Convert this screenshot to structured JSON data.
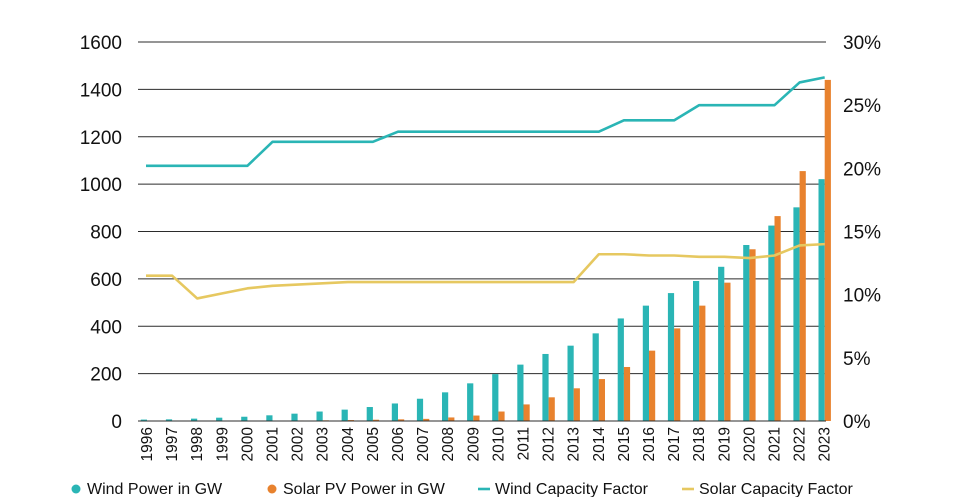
{
  "chart_data": {
    "type": "bar",
    "categories": [
      "1996",
      "1997",
      "1998",
      "1999",
      "2000",
      "2001",
      "2002",
      "2003",
      "2004",
      "2005",
      "2006",
      "2007",
      "2008",
      "2009",
      "2010",
      "2011",
      "2012",
      "2013",
      "2014",
      "2015",
      "2016",
      "2017",
      "2018",
      "2019",
      "2020",
      "2021",
      "2022",
      "2023"
    ],
    "series": [
      {
        "name": "Wind Power in GW",
        "type": "bar",
        "axis": "left",
        "color": "#2ab5b5",
        "values": [
          6,
          7,
          10,
          14,
          18,
          24,
          31,
          40,
          48,
          59,
          74,
          94,
          121,
          159,
          198,
          238,
          283,
          318,
          370,
          433,
          487,
          540,
          591,
          651,
          743,
          825,
          902,
          1021
        ]
      },
      {
        "name": "Solar PV Power in GW",
        "type": "bar",
        "axis": "left",
        "color": "#e8822e",
        "values": [
          0.3,
          0.4,
          0.5,
          0.8,
          1.2,
          1.6,
          2.2,
          2.9,
          4,
          5.4,
          7,
          9,
          15,
          23,
          40,
          70,
          100,
          138,
          177,
          228,
          297,
          391,
          487,
          584,
          725,
          865,
          1055,
          1440
        ]
      },
      {
        "name": "Wind Capacity Factor",
        "type": "line",
        "axis": "right",
        "color": "#2ab5b5",
        "values": [
          20.2,
          20.2,
          20.2,
          20.2,
          20.2,
          22.1,
          22.1,
          22.1,
          22.1,
          22.1,
          22.9,
          22.9,
          22.9,
          22.9,
          22.9,
          22.9,
          22.9,
          22.9,
          22.9,
          23.8,
          23.8,
          23.8,
          25.0,
          25.0,
          25.0,
          25.0,
          26.8,
          27.2
        ]
      },
      {
        "name": "Solar Capacity Factor",
        "type": "line",
        "axis": "right",
        "color": "#e6c860",
        "values": [
          11.5,
          11.5,
          9.7,
          10.1,
          10.5,
          10.7,
          10.8,
          10.9,
          11.0,
          11.0,
          11.0,
          11.0,
          11.0,
          11.0,
          11.0,
          11.0,
          11.0,
          11.0,
          13.2,
          13.2,
          13.1,
          13.1,
          13.0,
          13.0,
          12.9,
          13.1,
          13.9,
          14.0
        ]
      }
    ],
    "left_axis": {
      "min": 0,
      "max": 1600,
      "ticks": [
        0,
        200,
        400,
        600,
        800,
        1000,
        1200,
        1400,
        1600
      ],
      "tick_labels": [
        "0",
        "200",
        "400",
        "600",
        "800",
        "1000",
        "1200",
        "1400",
        "1600"
      ]
    },
    "right_axis": {
      "min": 0,
      "max": 30,
      "ticks": [
        0,
        5,
        10,
        15,
        20,
        25,
        30
      ],
      "tick_labels": [
        "0%",
        "5%",
        "10%",
        "15%",
        "20%",
        "25%",
        "30%"
      ]
    },
    "grid": "horizontal",
    "legend_placement": "bottom",
    "xlabel": "",
    "ylabel": "",
    "title": ""
  }
}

··········

__Task brief__: Could you repeat all of the material exactly? Pictures should not be copied.

__Answer to this exercise__:
Convert this screenshot to structured JSON data.
{
  "chart_data": {
    "type": "bar",
    "categories": [
      "1996",
      "1997",
      "1998",
      "1999",
      "2000",
      "2001",
      "2002",
      "2003",
      "2004",
      "2005",
      "2006",
      "2007",
      "2008",
      "2009",
      "2010",
      "2011",
      "2012",
      "2013",
      "2014",
      "2015",
      "2016",
      "2017",
      "2018",
      "2019",
      "2020",
      "2021",
      "2022",
      "2023"
    ],
    "series": [
      {
        "name": "Wind Power in GW",
        "type": "bar",
        "axis": "left",
        "color": "#2ab5b5",
        "values": [
          6,
          7,
          10,
          14,
          18,
          24,
          31,
          40,
          48,
          59,
          74,
          94,
          121,
          159,
          198,
          238,
          283,
          318,
          370,
          433,
          487,
          540,
          591,
          651,
          743,
          825,
          902,
          1021
        ]
      },
      {
        "name": "Solar PV Power in GW",
        "type": "bar",
        "axis": "left",
        "color": "#e8822e",
        "values": [
          0.3,
          0.4,
          0.5,
          0.8,
          1.2,
          1.6,
          2.2,
          2.9,
          4,
          5.4,
          7,
          9,
          15,
          23,
          40,
          70,
          100,
          138,
          177,
          228,
          297,
          391,
          487,
          584,
          725,
          865,
          1055,
          1440
        ]
      },
      {
        "name": "Wind Capacity Factor",
        "type": "line",
        "axis": "right",
        "color": "#2ab5b5",
        "values": [
          20.2,
          20.2,
          20.2,
          20.2,
          20.2,
          22.1,
          22.1,
          22.1,
          22.1,
          22.1,
          22.9,
          22.9,
          22.9,
          22.9,
          22.9,
          22.9,
          22.9,
          22.9,
          22.9,
          23.8,
          23.8,
          23.8,
          25.0,
          25.0,
          25.0,
          25.0,
          26.8,
          27.2
        ]
      },
      {
        "name": "Solar Capacity Factor",
        "type": "line",
        "axis": "right",
        "color": "#e6c860",
        "values": [
          11.5,
          11.5,
          9.7,
          10.1,
          10.5,
          10.7,
          10.8,
          10.9,
          11.0,
          11.0,
          11.0,
          11.0,
          11.0,
          11.0,
          11.0,
          11.0,
          11.0,
          11.0,
          13.2,
          13.2,
          13.1,
          13.1,
          13.0,
          13.0,
          12.9,
          13.1,
          13.9,
          14.0
        ]
      }
    ],
    "left_axis": {
      "min": 0,
      "max": 1600,
      "ticks": [
        0,
        200,
        400,
        600,
        800,
        1000,
        1200,
        1400,
        1600
      ],
      "tick_labels": [
        "0",
        "200",
        "400",
        "600",
        "800",
        "1000",
        "1200",
        "1400",
        "1600"
      ]
    },
    "right_axis": {
      "min": 0,
      "max": 30,
      "ticks": [
        0,
        5,
        10,
        15,
        20,
        25,
        30
      ],
      "tick_labels": [
        "0%",
        "5%",
        "10%",
        "15%",
        "20%",
        "25%",
        "30%"
      ]
    },
    "grid": "horizontal",
    "legend_placement": "bottom",
    "xlabel": "",
    "ylabel": "",
    "title": ""
  }
}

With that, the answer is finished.